◆ Provided records:
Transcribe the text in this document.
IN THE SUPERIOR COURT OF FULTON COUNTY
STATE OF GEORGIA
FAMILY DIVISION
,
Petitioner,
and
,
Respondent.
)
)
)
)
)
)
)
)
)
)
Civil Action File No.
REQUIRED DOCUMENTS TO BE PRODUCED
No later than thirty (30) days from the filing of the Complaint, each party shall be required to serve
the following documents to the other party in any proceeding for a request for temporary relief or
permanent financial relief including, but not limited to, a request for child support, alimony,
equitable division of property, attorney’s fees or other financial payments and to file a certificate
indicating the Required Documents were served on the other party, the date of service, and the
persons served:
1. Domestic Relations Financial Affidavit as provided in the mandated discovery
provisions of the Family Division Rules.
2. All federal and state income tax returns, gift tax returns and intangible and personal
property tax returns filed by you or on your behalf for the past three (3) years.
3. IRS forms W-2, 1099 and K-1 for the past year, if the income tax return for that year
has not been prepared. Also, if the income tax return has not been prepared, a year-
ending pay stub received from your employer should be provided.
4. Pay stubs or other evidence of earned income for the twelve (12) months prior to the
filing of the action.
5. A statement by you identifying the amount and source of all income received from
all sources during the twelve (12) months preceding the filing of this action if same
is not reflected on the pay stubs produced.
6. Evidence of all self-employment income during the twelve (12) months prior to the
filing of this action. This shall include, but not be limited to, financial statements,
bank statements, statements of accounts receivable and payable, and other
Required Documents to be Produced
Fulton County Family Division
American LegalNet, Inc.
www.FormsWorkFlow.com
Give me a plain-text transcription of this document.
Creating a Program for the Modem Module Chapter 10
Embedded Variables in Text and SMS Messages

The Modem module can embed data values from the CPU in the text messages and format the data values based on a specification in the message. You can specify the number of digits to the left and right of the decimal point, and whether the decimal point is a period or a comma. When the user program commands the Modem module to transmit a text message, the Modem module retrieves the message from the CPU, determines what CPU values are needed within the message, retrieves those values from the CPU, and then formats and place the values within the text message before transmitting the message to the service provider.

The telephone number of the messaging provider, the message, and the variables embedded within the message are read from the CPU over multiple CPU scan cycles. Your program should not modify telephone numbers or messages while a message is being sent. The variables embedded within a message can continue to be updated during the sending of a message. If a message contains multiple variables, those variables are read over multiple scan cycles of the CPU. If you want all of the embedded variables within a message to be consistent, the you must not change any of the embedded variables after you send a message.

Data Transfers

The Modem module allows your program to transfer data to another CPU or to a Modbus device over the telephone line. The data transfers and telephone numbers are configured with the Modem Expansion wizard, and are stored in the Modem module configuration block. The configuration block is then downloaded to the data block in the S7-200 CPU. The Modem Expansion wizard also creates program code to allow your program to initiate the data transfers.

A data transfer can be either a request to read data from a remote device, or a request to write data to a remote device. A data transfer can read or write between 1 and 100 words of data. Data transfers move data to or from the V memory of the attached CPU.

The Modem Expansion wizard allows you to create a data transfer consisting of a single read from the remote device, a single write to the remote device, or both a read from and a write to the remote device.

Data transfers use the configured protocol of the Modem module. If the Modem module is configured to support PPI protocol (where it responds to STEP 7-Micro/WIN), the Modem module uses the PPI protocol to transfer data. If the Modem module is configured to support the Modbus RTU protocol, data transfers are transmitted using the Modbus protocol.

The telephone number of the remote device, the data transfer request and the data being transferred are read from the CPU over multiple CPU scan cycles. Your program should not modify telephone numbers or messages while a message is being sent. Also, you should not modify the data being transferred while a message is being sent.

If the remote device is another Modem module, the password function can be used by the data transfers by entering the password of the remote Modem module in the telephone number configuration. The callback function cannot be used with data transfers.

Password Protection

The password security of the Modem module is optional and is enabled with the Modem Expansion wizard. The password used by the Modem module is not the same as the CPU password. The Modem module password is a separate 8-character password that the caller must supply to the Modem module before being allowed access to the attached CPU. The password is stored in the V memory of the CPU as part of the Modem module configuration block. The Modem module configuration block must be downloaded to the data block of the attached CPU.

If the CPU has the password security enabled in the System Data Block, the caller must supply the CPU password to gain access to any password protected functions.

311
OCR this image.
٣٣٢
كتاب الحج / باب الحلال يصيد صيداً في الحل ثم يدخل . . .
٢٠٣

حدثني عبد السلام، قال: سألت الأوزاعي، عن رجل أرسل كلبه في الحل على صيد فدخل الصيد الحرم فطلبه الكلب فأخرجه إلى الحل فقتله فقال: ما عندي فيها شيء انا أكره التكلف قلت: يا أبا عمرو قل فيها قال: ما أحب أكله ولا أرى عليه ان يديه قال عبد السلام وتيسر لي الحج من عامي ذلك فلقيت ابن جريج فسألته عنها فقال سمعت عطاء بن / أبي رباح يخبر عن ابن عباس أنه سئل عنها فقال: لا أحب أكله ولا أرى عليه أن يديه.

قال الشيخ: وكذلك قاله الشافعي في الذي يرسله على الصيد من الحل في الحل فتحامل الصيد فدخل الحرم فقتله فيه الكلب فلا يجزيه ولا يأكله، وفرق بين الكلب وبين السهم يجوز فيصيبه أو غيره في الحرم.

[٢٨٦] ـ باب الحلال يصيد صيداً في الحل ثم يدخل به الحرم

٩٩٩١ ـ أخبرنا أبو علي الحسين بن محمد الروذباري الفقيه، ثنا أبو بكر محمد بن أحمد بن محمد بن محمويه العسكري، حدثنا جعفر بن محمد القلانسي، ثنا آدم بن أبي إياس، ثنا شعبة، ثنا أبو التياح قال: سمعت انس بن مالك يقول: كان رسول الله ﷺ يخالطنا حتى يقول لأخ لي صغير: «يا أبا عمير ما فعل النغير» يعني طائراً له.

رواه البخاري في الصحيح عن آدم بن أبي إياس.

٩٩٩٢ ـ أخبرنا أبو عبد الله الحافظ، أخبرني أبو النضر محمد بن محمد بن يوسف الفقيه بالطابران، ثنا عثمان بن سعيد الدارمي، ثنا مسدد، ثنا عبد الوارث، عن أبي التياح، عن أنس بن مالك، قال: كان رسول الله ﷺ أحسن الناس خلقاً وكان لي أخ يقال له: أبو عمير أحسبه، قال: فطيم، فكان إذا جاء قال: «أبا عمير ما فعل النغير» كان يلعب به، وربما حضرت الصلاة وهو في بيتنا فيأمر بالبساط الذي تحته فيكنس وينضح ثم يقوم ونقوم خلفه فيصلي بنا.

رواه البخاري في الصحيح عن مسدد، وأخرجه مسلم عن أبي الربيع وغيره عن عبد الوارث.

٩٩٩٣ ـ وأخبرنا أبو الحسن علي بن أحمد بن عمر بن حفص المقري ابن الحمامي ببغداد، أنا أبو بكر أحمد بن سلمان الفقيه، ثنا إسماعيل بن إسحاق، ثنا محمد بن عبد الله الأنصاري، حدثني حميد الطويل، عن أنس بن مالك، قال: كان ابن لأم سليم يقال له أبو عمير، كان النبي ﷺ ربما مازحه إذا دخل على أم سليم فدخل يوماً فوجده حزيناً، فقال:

◆ What you are asked to do:
Write every line of the material above again, exactly.

◆ Output for this task:
Transcribe the text in this document.
IN THE SUPERIOR COURT OF FULTON COUNTY
STATE OF GEORGIA
FAMILY DIVISION
,
Petitioner,
and
,
Respondent.
)
)
)
)
)
)
)
)
)
)
Civil Action File No.
REQUIRED DOCUMENTS TO BE PRODUCED
No later than thirty (30) days from the filing of the Complaint, each party shall be required to serve
the following documents to the other party in any proceeding for a request for temporary relief or
permanent financial relief including, but not limited to, a request for child support, alimony,
equitable division of property, attorney’s fees or other financial payments and to file a certificate
indicating the Required Documents were served on the other party, the date of service, and the
persons served:
1. Domestic Relations Financial Affidavit as provided in the mandated discovery
provisions of the Family Division Rules.
2. All federal and state income tax returns, gift tax returns and intangible and personal
property tax returns filed by you or on your behalf for the past three (3) years.
3. IRS forms W-2, 1099 and K-1 for the past year, if the income tax return for that year
has not been prepared. Also, if the income tax return has not been prepared, a year-
ending pay stub received from your employer should be provided.
4. Pay stubs or other evidence of earned income for the twelve (12) months prior to the
filing of the action.
5. A statement by you identifying the amount and source of all income received from
all sources during the twelve (12) months preceding the filing of this action if same
is not reflected on the pay stubs produced.
6. Evidence of all self-employment income during the twelve (12) months prior to the
filing of this action. This shall include, but not be limited to, financial statements,
bank statements, statements of accounts receivable and payable, and other
Required Documents to be Produced
Fulton County Family Division
American LegalNet, Inc.
www.FormsWorkFlow.com
Give me a plain-text transcription of this document.
Creating a Program for the Modem Module Chapter 10
Embedded Variables in Text and SMS Messages

The Modem module can embed data values from the CPU in the text messages and format the data values based on a specification in the message. You can specify the number of digits to the left and right of the decimal point, and whether the decimal point is a period or a comma. When the user program commands the Modem module to transmit a text message, the Modem module retrieves the message from the CPU, determines what CPU values are needed within the message, retrieves those values from the CPU, and then formats and place the values within the text message before transmitting the message to the service provider.

The telephone number of the messaging provider, the message, and the variables embedded within the message are read from the CPU over multiple CPU scan cycles. Your program should not modify telephone numbers or messages while a message is being sent. The variables embedded within a message can continue to be updated during the sending of a message. If a message contains multiple variables, those variables are read over multiple scan cycles of the CPU. If you want all of the embedded variables within a message to be consistent, the you must not change any of the embedded variables after you send a message.

Data Transfers

The Modem module allows your program to transfer data to another CPU or to a Modbus device over the telephone line. The data transfers and telephone numbers are configured with the Modem Expansion wizard, and are stored in the Modem module configuration block. The configuration block is then downloaded to the data block in the S7-200 CPU. The Modem Expansion wizard also creates program code to allow your program to initiate the data transfers.

A data transfer can be either a request to read data from a remote device, or a request to write data to a remote device. A data transfer can read or write between 1 and 100 words of data. Data transfers move data to or from the V memory of the attached CPU.

The Modem Expansion wizard allows you to create a data transfer consisting of a single read from the remote device, a single write to the remote device, or both a read from and a write to the remote device.

Data transfers use the configured protocol of the Modem module. If the Modem module is configured to support PPI protocol (where it responds to STEP 7-Micro/WIN), the Modem module uses the PPI protocol to transfer data. If the Modem module is configured to support the Modbus RTU protocol, data transfers are transmitted using the Modbus protocol.

The telephone number of the remote device, the data transfer request and the data being transferred are read from the CPU over multiple CPU scan cycles. Your program should not modify telephone numbers or messages while a message is being sent. Also, you should not modify the data being transferred while a message is being sent.

If the remote device is another Modem module, the password function can be used by the data transfers by entering the password of the remote Modem module in the telephone number configuration. The callback function cannot be used with data transfers.

Password Protection

The password security of the Modem module is optional and is enabled with the Modem Expansion wizard. The password used by the Modem module is not the same as the CPU password. The Modem module password is a separate 8-character password that the caller must supply to the Modem module before being allowed access to the attached CPU. The password is stored in the V memory of the CPU as part of the Modem module configuration block. The Modem module configuration block must be downloaded to the data block of the attached CPU.

If the CPU has the password security enabled in the System Data Block, the caller must supply the CPU password to gain access to any password protected functions.

311
OCR this image.
٣٣٢
كتاب الحج / باب الحلال يصيد صيداً في الحل ثم يدخل . . .
٢٠٣

حدثني عبد السلام، قال: سألت الأوزاعي، عن رجل أرسل كلبه في الحل على صيد فدخل الصيد الحرم فطلبه الكلب فأخرجه إلى الحل فقتله فقال: ما عندي فيها شيء انا أكره التكلف قلت: يا أبا عمرو قل فيها قال: ما أحب أكله ولا أرى عليه ان يديه قال عبد السلام وتيسر لي الحج من عامي ذلك فلقيت ابن جريج فسألته عنها فقال سمعت عطاء بن / أبي رباح يخبر عن ابن عباس أنه سئل عنها فقال: لا أحب أكله ولا أرى عليه أن يديه.

قال الشيخ: وكذلك قاله الشافعي في الذي يرسله على الصيد من الحل في الحل فتحامل الصيد فدخل الحرم فقتله فيه الكلب فلا يجزيه ولا يأكله، وفرق بين الكلب وبين السهم يجوز فيصيبه أو غيره في الحرم.

[٢٨٦] ـ باب الحلال يصيد صيداً في الحل ثم يدخل به الحرم

٩٩٩١ ـ أخبرنا أبو علي الحسين بن محمد الروذباري الفقيه، ثنا أبو بكر محمد بن أحمد بن محمد بن محمويه العسكري، حدثنا جعفر بن محمد القلانسي، ثنا آدم بن أبي إياس، ثنا شعبة، ثنا أبو التياح قال: سمعت انس بن مالك يقول: كان رسول الله ﷺ يخالطنا حتى يقول لأخ لي صغير: «يا أبا عمير ما فعل النغير» يعني طائراً له.

رواه البخاري في الصحيح عن آدم بن أبي إياس.

٩٩٩٢ ـ أخبرنا أبو عبد الله الحافظ، أخبرني أبو النضر محمد بن محمد بن يوسف الفقيه بالطابران، ثنا عثمان بن سعيد الدارمي، ثنا مسدد، ثنا عبد الوارث، عن أبي التياح، عن أنس بن مالك، قال: كان رسول الله ﷺ أحسن الناس خلقاً وكان لي أخ يقال له: أبو عمير أحسبه، قال: فطيم، فكان إذا جاء قال: «أبا عمير ما فعل النغير» كان يلعب به، وربما حضرت الصلاة وهو في بيتنا فيأمر بالبساط الذي تحته فيكنس وينضح ثم يقوم ونقوم خلفه فيصلي بنا.

رواه البخاري في الصحيح عن مسدد، وأخرجه مسلم عن أبي الربيع وغيره عن عبد الوارث.

٩٩٩٣ ـ وأخبرنا أبو الحسن علي بن أحمد بن عمر بن حفص المقري ابن الحمامي ببغداد، أنا أبو بكر أحمد بن سلمان الفقيه، ثنا إسماعيل بن إسحاق، ثنا محمد بن عبد الله الأنصاري، حدثني حميد الطويل، عن أنس بن مالك، قال: كان ابن لأم سليم يقال له أبو عمير، كان النبي ﷺ ربما مازحه إذا دخل على أم سليم فدخل يوماً فوجده حزيناً، فقال:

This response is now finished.